-- start EXTRACTED INFORMATION --
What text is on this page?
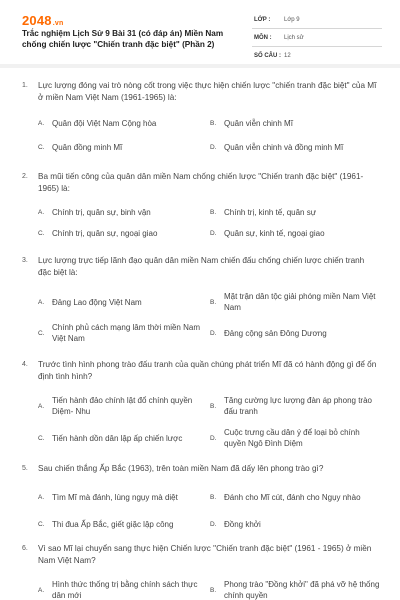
2048.vn
Trắc nghiệm Lịch Sử 9 Bài 31 (có đáp án) Miền Nam chống chiến lược "Chiến tranh đặc biệt" (Phần 2)
LỚP : Lớp 9
MÔN : Lịch sử
SỐ CÂU : 12
1. Lực lượng đóng vai trò nòng cốt trong việc thực hiện chiến lược "chiến tranh đặc biệt" của Mĩ ở miền Nam Việt Nam (1961-1965) là:
A. Quân đội Việt Nam Cộng hòa	B. Quân viễn chinh Mĩ
C. Quân đồng minh Mĩ	D. Quân viễn chinh và đồng minh Mĩ
2. Ba mũi tiến công của quân dân miền Nam chống chiến lược "Chiến tranh đặc biệt" (1961-1965) là:
A. Chính trị, quân sự, binh vận	B. Chính trị, kinh tế, quân sự
C. Chính trị, quân sự, ngoại giao	D. Quân sự, kinh tế, ngoại giao
3. Lực lượng trực tiếp lãnh đạo quân dân miền Nam chiến đấu chống chiến lược chiến tranh đặc biệt là:
A. Đảng Lao động Việt Nam	B.
Mặt trận dân tộc giải phóng miền Nam Việt Nam
C.
Chính phủ cách mạng lâm thời miền Nam Việt Nam
D. Đảng cộng sản Đông Dương
4. Trước tình hình phong trào đấu tranh của quần chúng phát triển Mĩ đã có hành động gì để ổn định tình hình?
A.
Tiến hành đảo chính lật đổ chính quyền Diệm- Nhu
B.
Tăng cường lực lượng đàn áp phong trào đấu tranh
C. Tiến hành dồn dân lập ấp chiến lược	D.
Cuộc trưng cầu dân ý để loại bỏ chính quyền Ngô Đình Diệm
5. Sau chiến thắng Ấp Bắc (1963), trên toàn miền Nam đã dấy lên phong trào gì?
A. Tìm Mĩ mà đánh, lùng ngụy mà diệt	B. Đánh cho Mĩ cút, đánh cho Ngụy nhào
C. Thi đua Ấp Bắc, giết giặc lập công	D. Đồng khởi
6. Vì sao Mĩ lại chuyển sang thực hiện Chiến lược "Chiến tranh đặc biệt" (1961 - 1965) ở miền Nam Việt Nam?
A.
Hình thức thống trị bằng chính sách thực dân mới
B.
Phong trào "Đồng khởi" đã phá vỡ hệ thống chính quyền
-- end EXTRACTED INFORMATION --
— TASK STATEMENT —
Say how many lines in this material hold "lượng", and say nothing else.

— EXERCISE OUTPUT —
3